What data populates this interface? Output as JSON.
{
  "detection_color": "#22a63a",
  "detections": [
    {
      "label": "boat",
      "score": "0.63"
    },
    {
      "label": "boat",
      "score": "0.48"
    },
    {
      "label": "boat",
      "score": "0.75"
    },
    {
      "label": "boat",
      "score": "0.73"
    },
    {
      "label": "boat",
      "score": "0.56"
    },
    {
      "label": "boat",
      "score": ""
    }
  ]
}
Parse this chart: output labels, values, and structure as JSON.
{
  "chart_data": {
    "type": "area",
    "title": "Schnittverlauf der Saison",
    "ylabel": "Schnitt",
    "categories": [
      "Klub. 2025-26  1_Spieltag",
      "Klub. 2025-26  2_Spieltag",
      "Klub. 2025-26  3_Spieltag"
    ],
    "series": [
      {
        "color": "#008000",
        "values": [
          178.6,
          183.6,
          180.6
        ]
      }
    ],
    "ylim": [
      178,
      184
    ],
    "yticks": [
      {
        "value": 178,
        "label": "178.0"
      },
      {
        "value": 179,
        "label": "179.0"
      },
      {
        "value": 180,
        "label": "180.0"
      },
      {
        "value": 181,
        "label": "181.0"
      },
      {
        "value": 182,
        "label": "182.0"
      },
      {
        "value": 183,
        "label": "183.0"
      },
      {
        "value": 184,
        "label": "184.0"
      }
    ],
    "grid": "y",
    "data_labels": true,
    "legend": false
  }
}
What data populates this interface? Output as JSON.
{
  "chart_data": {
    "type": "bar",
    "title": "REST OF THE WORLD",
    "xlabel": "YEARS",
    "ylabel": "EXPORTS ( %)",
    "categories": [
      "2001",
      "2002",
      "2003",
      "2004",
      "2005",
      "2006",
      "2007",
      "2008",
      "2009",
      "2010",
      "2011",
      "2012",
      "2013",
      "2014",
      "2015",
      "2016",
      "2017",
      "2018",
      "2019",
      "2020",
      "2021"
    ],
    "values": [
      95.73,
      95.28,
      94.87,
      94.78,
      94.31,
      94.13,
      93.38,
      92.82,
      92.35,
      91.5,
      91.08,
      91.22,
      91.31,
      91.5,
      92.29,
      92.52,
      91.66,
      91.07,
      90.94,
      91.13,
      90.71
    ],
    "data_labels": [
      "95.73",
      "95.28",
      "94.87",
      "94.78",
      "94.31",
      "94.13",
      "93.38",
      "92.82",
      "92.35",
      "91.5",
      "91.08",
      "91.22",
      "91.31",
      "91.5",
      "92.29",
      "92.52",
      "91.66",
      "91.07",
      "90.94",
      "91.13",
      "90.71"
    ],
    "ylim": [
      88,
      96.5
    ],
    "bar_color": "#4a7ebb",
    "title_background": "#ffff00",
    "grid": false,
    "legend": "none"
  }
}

:: Task ::
Write out the full set of records exactly as given.

:: Response below ::
What data populates this interface? Output as JSON.
{
  "detection_color": "#22a63a",
  "detections": [
    {
      "label": "boat",
      "score": "0.63"
    },
    {
      "label": "boat",
      "score": "0.48"
    },
    {
      "label": "boat",
      "score": "0.75"
    },
    {
      "label": "boat",
      "score": "0.73"
    },
    {
      "label": "boat",
      "score": "0.56"
    },
    {
      "label": "boat",
      "score": ""
    }
  ]
}
Parse this chart: output labels, values, and structure as JSON.
{
  "chart_data": {
    "type": "area",
    "title": "Schnittverlauf der Saison",
    "ylabel": "Schnitt",
    "categories": [
      "Klub. 2025-26  1_Spieltag",
      "Klub. 2025-26  2_Spieltag",
      "Klub. 2025-26  3_Spieltag"
    ],
    "series": [
      {
        "color": "#008000",
        "values": [
          178.6,
          183.6,
          180.6
        ]
      }
    ],
    "ylim": [
      178,
      184
    ],
    "yticks": [
      {
        "value": 178,
        "label": "178.0"
      },
      {
        "value": 179,
        "label": "179.0"
      },
      {
        "value": 180,
        "label": "180.0"
      },
      {
        "value": 181,
        "label": "181.0"
      },
      {
        "value": 182,
        "label": "182.0"
      },
      {
        "value": 183,
        "label": "183.0"
      },
      {
        "value": 184,
        "label": "184.0"
      }
    ],
    "grid": "y",
    "data_labels": true,
    "legend": false
  }
}
What data populates this interface? Output as JSON.
{
  "chart_data": {
    "type": "bar",
    "title": "REST OF THE WORLD",
    "xlabel": "YEARS",
    "ylabel": "EXPORTS ( %)",
    "categories": [
      "2001",
      "2002",
      "2003",
      "2004",
      "2005",
      "2006",
      "2007",
      "2008",
      "2009",
      "2010",
      "2011",
      "2012",
      "2013",
      "2014",
      "2015",
      "2016",
      "2017",
      "2018",
      "2019",
      "2020",
      "2021"
    ],
    "values": [
      95.73,
      95.28,
      94.87,
      94.78,
      94.31,
      94.13,
      93.38,
      92.82,
      92.35,
      91.5,
      91.08,
      91.22,
      91.31,
      91.5,
      92.29,
      92.52,
      91.66,
      91.07,
      90.94,
      91.13,
      90.71
    ],
    "data_labels": [
      "95.73",
      "95.28",
      "94.87",
      "94.78",
      "94.31",
      "94.13",
      "93.38",
      "92.82",
      "92.35",
      "91.5",
      "91.08",
      "91.22",
      "91.31",
      "91.5",
      "92.29",
      "92.52",
      "91.66",
      "91.07",
      "90.94",
      "91.13",
      "90.71"
    ],
    "ylim": [
      88,
      96.5
    ],
    "bar_color": "#4a7ebb",
    "title_background": "#ffff00",
    "grid": false,
    "legend": "none"
  }
}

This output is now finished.